_Exercise description_.
Recast every one of the lines below as a numbered list, leaving out any blank lines.
## start Listed entries
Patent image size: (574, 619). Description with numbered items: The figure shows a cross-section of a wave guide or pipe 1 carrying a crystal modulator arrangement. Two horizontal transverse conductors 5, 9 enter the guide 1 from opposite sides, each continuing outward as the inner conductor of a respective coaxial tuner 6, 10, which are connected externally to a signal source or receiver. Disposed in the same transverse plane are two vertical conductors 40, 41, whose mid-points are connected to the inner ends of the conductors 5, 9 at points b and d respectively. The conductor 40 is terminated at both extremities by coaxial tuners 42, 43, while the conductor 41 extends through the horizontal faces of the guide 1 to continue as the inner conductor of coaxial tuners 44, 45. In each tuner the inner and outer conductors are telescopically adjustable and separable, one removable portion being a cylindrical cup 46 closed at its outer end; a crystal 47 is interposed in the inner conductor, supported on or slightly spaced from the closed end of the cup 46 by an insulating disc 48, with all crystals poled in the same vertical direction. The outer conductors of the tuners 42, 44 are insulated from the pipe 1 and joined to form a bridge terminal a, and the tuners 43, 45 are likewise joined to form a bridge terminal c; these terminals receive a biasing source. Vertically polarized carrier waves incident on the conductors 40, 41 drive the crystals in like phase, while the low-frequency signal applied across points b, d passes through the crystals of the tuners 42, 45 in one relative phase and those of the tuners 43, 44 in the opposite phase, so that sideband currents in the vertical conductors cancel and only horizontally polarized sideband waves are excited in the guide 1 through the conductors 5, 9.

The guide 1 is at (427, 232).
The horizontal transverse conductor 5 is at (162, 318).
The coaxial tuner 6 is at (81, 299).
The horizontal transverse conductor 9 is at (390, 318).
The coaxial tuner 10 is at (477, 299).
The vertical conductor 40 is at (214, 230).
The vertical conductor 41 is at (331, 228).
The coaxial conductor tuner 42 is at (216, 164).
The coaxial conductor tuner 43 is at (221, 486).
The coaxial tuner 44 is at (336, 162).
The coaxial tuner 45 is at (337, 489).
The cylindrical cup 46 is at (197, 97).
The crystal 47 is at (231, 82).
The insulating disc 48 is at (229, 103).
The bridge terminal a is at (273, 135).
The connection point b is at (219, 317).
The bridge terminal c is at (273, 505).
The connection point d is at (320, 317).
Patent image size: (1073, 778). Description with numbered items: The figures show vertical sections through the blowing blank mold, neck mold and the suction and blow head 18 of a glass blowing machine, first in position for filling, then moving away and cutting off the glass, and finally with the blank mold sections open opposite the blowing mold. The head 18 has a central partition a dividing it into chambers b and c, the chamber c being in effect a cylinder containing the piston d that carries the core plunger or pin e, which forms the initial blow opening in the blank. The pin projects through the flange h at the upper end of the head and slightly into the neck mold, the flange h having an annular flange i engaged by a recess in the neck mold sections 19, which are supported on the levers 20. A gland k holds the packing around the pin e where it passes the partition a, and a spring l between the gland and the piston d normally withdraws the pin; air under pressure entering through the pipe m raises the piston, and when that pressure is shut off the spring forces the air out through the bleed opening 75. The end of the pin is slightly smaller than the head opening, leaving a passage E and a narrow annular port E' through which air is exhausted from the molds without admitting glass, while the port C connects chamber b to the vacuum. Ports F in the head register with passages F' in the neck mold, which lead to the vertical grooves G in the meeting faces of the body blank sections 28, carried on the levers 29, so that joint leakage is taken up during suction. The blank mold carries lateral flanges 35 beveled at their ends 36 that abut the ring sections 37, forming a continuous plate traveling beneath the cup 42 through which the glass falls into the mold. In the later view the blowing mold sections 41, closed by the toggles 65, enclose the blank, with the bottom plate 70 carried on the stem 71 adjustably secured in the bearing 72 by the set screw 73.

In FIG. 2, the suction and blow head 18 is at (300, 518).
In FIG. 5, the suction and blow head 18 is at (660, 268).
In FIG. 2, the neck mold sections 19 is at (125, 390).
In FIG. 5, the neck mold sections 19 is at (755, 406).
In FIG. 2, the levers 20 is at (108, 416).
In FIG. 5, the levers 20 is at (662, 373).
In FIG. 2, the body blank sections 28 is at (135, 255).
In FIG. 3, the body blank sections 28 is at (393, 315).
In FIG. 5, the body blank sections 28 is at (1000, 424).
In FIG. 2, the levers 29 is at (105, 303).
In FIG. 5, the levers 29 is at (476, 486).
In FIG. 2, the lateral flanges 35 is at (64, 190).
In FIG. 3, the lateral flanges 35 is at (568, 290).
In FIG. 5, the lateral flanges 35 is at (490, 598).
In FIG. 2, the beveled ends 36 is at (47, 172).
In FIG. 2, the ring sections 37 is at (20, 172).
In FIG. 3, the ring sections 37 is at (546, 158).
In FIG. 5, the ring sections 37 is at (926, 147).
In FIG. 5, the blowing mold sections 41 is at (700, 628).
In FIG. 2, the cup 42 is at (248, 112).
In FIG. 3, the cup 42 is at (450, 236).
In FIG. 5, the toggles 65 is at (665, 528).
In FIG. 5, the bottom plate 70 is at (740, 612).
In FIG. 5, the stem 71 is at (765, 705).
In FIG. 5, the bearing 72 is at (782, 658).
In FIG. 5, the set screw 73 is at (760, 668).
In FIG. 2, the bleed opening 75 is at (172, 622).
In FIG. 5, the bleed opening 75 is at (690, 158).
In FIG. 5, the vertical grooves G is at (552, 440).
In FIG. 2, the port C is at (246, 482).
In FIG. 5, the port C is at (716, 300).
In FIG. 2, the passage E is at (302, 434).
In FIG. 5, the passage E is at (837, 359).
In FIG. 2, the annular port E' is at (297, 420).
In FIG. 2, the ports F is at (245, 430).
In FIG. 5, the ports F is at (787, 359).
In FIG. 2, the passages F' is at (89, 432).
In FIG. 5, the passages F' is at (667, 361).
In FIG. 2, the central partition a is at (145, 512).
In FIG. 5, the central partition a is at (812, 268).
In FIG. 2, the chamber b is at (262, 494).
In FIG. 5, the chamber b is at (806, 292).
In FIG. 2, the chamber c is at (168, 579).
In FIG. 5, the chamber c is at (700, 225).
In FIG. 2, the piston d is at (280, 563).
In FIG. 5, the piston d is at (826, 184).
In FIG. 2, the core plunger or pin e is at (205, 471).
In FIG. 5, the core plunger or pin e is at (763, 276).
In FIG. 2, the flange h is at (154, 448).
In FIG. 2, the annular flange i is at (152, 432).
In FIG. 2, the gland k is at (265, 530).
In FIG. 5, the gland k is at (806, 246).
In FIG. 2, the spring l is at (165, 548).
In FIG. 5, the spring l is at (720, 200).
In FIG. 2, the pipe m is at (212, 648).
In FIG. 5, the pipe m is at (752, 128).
## end Listed entries
_Finished answer_.
1. Patent image size: (574, 619). Description with numbered items: The figure shows a cross-section of a wave guide or pipe 1 carrying a crystal modulator arrangement. Two horizontal transverse conductors 5, 9 enter the guide 1 from opposite sides, each continuing outward as the inner conductor of a respective coaxial tuner 6, 10, which are connected externally to a signal source or receiver. Disposed in the same transverse plane are two vertical conductors 40, 41, whose mid-points are connected to the inner ends of the conductors 5, 9 at points b and d respectively. The conductor 40 is terminated at both extremities by coaxial tuners 42, 43, while the conductor 41 extends through the horizontal faces of the guide 1 to continue as the inner conductor of coaxial tuners 44, 45. In each tuner the inner and outer conductors are telescopically adjustable and separable, one removable portion being a cylindrical cup 46 closed at its outer end; a crystal 47 is interposed in the inner conductor, supported on or slightly spaced from the closed end of the cup 46 by an insulating disc 48, with all crystals poled in the same vertical direction. The outer conductors of the tuners 42, 44 are insulated from the pipe 1 and joined to form a bridge terminal a, and the tuners 43, 45 are likewise joined to form a bridge terminal c; these terminals receive a biasing source. Vertically polarized carrier waves incident on the conductors 40, 41 drive the crystals in like phase, while the low-frequency signal applied across points b, d passes through the crystals of the tuners 42, 45 in one relative phase and those of the tuners 43, 44 in the opposite phase, so that sideband currents in the vertical conductors cancel and only horizontally polarized sideband waves are excited in the guide 1 through the conductors 5, 9.
2. The guide 1 is at (427, 232).
3. The horizontal transverse conductor 5 is at (162, 318).
4. The coaxial tuner 6 is at (81, 299).
5. The horizontal transverse conductor 9 is at (390, 318).
6. The coaxial tuner 10 is at (477, 299).
7. The vertical conductor 40 is at (214, 230).
8. The vertical conductor 41 is at (331, 228).
9. The coaxial conductor tuner 42 is at (216, 164).
10. The coaxial conductor tuner 43 is at (221, 486).
11. The coaxial tuner 44 is at (336, 162).
12. The coaxial tuner 45 is at (337, 489).
13. The cylindrical cup 46 is at (197, 97).
14. The crystal 47 is at (231, 82).
15. The insulating disc 48 is at (229, 103).
16. The bridge terminal a is at (273, 135).
17. The connection point b is at (219, 317).
18. The bridge terminal c is at (273, 505).
19. The connection point d is at (320, 317).
20. Patent image size: (1073, 778). Description with numbered items: The figures show vertical sections through the blowing blank mold, neck mold and the suction and blow head 18 of a glass blowing machine, first in position for filling, then moving away and cutting off the glass, and finally with the blank mold sections open opposite the blowing mold. The head 18 has a central partition a dividing it into chambers b and c, the chamber c being in effect a cylinder containing the piston d that carries the core plunger or pin e, which forms the initial blow opening in the blank. The pin projects through the flange h at the upper end of the head and slightly into the neck mold, the flange h having an annular flange i engaged by a recess in the neck mold sections 19, which are supported on the levers 20. A gland k holds the packing around the pin e where it passes the partition a, and a spring l between the gland and the piston d normally withdraws the pin; air under pressure entering through the pipe m raises the piston, and when that pressure is shut off the spring forces the air out through the bleed opening 75. The end of the pin is slightly smaller than the head opening, leaving a passage E and a narrow annular port E' through which air is exhausted from the molds without admitting glass, while the port C connects chamber b to the vacuum. Ports F in the head register with passages F' in the neck mold, which lead to the vertical grooves G in the meeting faces of the body blank sections 28, carried on the levers 29, so that joint leakage is taken up during suction. The blank mold carries lateral flanges 35 beveled at their ends 36 that abut the ring sections 37, forming a continuous plate traveling beneath the cup 42 through which the glass falls into the mold. In the later view the blowing mold sections 41, closed by the toggles 65, enclose the blank, with the bottom plate 70 carried on the stem 71 adjustably secured in the bearing 72 by the set screw 73.
21. In FIG. 2, the suction and blow head 18 is at (300, 518).
22. In FIG. 5, the suction and blow head 18 is at (660, 268).
23. In FIG. 2, the neck mold sections 19 is at (125, 390).
24. In FIG. 5, the neck mold sections 19 is at (755, 406).
25. In FIG. 2, the levers 20 is at (108, 416).
26. In FIG. 5, the levers 20 is at (662, 373).
27. In FIG. 2, the body blank sections 28 is at (135, 255).
28. In FIG. 3, the body blank sections 28 is at (393, 315).
29. In FIG. 5, the body blank sections 28 is at (1000, 424).
30. In FIG. 2, the levers 29 is at (105, 303).
31. In FIG. 5, the levers 29 is at (476, 486).
32. In FIG. 2, the lateral flanges 35 is at (64, 190).
33. In FIG. 3, the lateral flanges 35 is at (568, 290).
34. In FIG. 5, the lateral flanges 35 is at (490, 598).
35. In FIG. 2, the beveled ends 36 is at (47, 172).
36. In FIG. 2, the ring sections 37 is at (20, 172).
37. In FIG. 3, the ring sections 37 is at (546, 158).
38. In FIG. 5, the ring sections 37 is at (926, 147).
39. In FIG. 5, the blowing mold sections 41 is at (700, 628).
40. In FIG. 2, the cup 42 is at (248, 112).
41. In FIG. 3, the cup 42 is at (450, 236).
42. In FIG. 5, the toggles 65 is at (665, 528).
43. In FIG. 5, the bottom plate 70 is at (740, 612).
44. In FIG. 5, the stem 71 is at (765, 705).
45. In FIG. 5, the bearing 72 is at (782, 658).
46. In FIG. 5, the set screw 73 is at (760, 668).
47. In FIG. 2, the bleed opening 75 is at (172, 622).
48. In FIG. 5, the bleed opening 75 is at (690, 158).
49. In FIG. 5, the vertical grooves G is at (552, 440).
50. In FIG. 2, the port C is at (246, 482).
51. In FIG. 5, the port C is at (716, 300).
52. In FIG. 2, the passage E is at (302, 434).
53. In FIG. 5, the passage E is at (837, 359).
54. In FIG. 2, the annular port E' is at (297, 420).
55. In FIG. 2, the ports F is at (245, 430).
56. In FIG. 5, the ports F is at (787, 359).
57. In FIG. 2, the passages F' is at (89, 432).
58. In FIG. 5, the passages F' is at (667, 361).
59. In FIG. 2, the central partition a is at (145, 512).
60. In FIG. 5, the central partition a is at (812, 268).
61. In FIG. 2, the chamber b is at (262, 494).
62. In FIG. 5, the chamber b is at (806, 292).
63. In FIG. 2, the chamber c is at (168, 579).
64. In FIG. 5, the chamber c is at (700, 225).
65. In FIG. 2, the piston d is at (280, 563).
66. In FIG. 5, the piston d is at (826, 184).
67. In FIG. 2, the core plunger or pin e is at (205, 471).
68. In FIG. 5, the core plunger or pin e is at (763, 276).
69. In FIG. 2, the flange h is at (154, 448).
70. In FIG. 2, the annular flange i is at (152, 432).
71. In FIG. 2, the gland k is at (265, 530).
72. In FIG. 5, the gland k is at (806, 246).
73. In FIG. 2, the spring l is at (165, 548).
74. In FIG. 5, the spring l is at (720, 200).
75. In FIG. 2, the pipe m is at (212, 648).
76. In FIG. 5, the pipe m is at (752, 128).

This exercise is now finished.